WHAT YOU SHOULD DO ::
Copy out each line of the listing that has the word "Nine" in it.

ENTRIES PROVIDED ::
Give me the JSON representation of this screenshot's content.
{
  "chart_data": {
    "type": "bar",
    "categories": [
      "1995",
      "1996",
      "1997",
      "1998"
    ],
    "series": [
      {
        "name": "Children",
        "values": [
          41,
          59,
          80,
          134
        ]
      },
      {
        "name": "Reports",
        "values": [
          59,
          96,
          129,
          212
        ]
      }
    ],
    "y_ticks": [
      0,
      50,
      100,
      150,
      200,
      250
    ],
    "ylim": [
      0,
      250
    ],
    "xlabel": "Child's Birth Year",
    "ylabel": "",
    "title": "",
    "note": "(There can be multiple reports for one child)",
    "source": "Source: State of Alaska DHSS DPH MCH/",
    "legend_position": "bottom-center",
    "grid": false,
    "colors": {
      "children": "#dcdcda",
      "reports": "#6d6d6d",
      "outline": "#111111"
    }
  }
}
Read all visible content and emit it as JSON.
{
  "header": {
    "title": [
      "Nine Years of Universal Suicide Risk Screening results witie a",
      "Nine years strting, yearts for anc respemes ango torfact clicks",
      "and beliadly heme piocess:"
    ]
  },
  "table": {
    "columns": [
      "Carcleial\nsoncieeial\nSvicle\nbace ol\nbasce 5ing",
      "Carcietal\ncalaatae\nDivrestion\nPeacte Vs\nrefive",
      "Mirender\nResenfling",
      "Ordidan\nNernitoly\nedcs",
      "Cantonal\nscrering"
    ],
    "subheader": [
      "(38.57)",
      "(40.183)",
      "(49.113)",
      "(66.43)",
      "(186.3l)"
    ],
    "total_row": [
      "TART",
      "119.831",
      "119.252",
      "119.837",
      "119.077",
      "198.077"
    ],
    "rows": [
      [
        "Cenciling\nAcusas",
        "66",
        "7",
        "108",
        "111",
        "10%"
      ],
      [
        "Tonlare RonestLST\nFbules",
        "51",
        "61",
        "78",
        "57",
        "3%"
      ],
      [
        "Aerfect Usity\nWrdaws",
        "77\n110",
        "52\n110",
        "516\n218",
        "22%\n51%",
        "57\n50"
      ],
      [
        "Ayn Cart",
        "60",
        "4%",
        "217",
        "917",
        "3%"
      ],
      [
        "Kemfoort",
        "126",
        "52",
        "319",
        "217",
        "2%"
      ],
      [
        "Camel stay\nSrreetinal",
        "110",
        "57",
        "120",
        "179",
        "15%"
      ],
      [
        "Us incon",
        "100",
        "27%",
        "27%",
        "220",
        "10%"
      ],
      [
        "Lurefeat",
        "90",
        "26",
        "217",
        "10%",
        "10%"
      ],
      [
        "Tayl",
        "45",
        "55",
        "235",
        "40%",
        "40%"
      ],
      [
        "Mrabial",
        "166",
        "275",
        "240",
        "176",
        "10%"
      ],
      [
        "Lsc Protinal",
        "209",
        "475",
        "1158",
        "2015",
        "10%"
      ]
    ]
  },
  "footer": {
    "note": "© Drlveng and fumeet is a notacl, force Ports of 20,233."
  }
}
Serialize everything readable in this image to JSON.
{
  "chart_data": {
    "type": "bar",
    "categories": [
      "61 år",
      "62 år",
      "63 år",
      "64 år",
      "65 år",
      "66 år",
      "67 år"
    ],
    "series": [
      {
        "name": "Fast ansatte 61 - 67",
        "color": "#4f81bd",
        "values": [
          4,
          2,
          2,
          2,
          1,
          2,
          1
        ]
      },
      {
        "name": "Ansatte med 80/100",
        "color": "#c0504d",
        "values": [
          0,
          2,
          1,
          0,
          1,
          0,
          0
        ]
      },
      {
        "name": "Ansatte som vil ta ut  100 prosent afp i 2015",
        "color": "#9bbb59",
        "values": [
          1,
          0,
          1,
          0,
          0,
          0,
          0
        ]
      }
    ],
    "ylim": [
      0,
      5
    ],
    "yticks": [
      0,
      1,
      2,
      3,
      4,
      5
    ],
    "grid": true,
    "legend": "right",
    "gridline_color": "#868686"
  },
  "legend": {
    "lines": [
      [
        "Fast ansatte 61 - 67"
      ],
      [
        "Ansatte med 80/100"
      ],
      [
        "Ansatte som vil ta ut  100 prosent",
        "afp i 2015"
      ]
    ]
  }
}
* * *
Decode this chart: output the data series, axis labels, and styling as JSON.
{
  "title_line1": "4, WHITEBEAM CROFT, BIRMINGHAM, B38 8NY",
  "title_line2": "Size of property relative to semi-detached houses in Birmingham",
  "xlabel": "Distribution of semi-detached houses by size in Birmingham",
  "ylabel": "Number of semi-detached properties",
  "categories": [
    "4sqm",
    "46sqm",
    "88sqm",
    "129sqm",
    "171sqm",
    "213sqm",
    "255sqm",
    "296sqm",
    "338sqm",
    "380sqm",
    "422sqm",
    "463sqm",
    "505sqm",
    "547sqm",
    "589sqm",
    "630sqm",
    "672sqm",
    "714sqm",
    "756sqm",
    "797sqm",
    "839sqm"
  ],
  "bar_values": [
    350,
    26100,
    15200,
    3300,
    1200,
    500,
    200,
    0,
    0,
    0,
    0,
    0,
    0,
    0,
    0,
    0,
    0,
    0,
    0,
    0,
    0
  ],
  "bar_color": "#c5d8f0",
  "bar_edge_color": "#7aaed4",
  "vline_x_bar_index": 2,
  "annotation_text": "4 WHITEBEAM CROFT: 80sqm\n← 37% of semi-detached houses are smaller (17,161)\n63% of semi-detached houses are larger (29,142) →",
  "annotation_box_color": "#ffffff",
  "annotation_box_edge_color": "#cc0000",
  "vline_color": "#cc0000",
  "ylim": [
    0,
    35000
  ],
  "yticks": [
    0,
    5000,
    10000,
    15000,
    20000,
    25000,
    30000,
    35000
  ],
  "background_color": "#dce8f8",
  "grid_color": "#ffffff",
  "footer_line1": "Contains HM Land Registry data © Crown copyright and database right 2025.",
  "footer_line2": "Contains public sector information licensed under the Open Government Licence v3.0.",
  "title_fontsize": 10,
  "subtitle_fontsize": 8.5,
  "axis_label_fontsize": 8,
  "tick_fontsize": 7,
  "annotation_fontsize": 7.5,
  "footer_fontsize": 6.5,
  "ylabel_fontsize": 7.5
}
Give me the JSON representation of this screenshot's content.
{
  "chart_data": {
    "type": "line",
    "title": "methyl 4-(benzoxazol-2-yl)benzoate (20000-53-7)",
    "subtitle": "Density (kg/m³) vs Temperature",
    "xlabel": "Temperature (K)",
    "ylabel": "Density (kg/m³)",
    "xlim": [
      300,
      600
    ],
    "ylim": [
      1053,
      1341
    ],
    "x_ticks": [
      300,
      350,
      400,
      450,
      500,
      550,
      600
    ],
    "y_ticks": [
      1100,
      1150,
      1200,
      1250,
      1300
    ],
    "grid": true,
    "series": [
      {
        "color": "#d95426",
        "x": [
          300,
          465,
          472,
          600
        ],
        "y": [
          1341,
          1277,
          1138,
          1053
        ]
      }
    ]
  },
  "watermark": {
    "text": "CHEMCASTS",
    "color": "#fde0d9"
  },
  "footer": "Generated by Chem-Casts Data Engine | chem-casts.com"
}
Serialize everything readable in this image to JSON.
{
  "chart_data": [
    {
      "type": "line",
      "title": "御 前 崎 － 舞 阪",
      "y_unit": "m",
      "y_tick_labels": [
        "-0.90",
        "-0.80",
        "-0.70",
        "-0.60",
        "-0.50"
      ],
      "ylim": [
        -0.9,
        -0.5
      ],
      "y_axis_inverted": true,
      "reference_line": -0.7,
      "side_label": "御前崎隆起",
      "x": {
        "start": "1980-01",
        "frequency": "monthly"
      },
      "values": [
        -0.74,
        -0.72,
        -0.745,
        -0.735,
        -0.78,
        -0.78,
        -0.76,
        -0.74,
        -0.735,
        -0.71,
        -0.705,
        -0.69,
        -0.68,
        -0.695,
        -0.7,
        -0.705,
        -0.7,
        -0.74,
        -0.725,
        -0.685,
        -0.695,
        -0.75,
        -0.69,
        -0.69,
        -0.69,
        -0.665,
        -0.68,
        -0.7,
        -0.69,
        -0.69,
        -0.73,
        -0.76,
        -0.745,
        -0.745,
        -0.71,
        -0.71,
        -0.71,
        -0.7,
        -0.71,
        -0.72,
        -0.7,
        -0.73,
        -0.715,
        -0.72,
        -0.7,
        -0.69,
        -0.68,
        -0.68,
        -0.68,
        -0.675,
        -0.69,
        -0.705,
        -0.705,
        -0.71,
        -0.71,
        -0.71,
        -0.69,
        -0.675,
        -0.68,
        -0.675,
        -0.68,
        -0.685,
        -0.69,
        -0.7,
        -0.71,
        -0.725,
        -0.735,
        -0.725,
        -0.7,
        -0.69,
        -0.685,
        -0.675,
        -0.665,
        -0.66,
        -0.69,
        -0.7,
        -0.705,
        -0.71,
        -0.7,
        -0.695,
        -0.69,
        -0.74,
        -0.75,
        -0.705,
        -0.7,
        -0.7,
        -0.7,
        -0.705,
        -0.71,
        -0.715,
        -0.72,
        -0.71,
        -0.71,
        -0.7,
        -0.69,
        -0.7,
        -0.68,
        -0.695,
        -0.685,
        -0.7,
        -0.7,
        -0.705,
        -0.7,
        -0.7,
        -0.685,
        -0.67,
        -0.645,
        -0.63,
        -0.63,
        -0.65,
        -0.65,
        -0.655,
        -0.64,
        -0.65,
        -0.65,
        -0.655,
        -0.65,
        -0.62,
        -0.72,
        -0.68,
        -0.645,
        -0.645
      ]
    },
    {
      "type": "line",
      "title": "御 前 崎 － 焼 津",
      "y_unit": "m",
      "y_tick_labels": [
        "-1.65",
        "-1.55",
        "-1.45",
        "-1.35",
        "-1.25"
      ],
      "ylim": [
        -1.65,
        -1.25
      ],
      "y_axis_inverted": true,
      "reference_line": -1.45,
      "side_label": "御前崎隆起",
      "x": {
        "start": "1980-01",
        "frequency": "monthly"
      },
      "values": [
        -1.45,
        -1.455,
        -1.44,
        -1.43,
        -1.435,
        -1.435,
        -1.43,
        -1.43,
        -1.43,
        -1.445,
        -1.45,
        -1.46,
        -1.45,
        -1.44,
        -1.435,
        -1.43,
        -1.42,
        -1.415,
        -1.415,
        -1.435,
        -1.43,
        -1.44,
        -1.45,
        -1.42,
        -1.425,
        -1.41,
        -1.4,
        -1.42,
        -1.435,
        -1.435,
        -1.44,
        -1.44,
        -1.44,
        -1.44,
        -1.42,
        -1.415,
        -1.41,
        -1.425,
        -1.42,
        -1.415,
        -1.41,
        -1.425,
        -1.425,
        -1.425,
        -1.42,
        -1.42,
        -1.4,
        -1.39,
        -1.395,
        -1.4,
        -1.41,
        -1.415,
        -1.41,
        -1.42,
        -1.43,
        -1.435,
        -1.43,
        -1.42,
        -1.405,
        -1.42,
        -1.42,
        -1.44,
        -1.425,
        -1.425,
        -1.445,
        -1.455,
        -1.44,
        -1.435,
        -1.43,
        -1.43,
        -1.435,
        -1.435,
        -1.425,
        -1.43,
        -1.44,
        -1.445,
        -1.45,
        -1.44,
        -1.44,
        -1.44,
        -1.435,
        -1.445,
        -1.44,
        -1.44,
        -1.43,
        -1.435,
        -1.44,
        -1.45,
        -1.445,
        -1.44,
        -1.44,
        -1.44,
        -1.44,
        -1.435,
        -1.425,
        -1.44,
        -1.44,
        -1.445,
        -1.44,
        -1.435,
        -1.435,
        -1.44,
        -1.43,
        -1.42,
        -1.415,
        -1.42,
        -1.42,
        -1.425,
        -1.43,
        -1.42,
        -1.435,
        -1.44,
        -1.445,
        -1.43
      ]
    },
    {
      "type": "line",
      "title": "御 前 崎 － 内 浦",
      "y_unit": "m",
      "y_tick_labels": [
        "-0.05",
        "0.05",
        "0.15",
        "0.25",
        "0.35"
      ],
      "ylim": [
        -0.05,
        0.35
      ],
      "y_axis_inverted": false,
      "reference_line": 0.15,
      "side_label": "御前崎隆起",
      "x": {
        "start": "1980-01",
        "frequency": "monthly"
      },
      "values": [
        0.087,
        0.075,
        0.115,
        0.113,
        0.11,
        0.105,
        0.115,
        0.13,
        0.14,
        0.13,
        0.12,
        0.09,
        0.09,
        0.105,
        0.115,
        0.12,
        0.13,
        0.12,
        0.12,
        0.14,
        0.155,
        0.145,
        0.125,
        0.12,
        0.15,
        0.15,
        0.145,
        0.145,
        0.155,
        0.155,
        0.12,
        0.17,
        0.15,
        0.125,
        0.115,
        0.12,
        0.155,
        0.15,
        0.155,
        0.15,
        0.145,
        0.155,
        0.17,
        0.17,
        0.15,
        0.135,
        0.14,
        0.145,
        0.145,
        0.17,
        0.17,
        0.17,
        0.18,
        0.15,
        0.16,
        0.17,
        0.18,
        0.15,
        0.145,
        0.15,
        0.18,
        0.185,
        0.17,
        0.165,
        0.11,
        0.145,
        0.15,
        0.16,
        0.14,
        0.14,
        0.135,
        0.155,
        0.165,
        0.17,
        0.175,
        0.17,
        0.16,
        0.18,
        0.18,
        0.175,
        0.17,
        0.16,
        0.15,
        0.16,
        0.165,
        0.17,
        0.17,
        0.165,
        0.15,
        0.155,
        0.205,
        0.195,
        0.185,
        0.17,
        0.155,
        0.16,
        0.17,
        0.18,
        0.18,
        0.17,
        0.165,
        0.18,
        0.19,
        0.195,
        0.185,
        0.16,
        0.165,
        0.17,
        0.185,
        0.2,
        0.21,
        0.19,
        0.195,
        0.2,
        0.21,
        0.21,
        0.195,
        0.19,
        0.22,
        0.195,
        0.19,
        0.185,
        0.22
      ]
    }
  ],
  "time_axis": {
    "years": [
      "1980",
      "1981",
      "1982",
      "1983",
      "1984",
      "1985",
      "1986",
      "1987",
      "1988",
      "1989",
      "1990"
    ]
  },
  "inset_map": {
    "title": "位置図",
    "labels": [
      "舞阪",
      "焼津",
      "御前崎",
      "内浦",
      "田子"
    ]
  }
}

ANSWER TO THIS PROBLEM ::
      "Nine Years of Universal Suicide Risk Screening results witie a",
      "Nine years strting, yearts for anc respemes ango torfact clicks",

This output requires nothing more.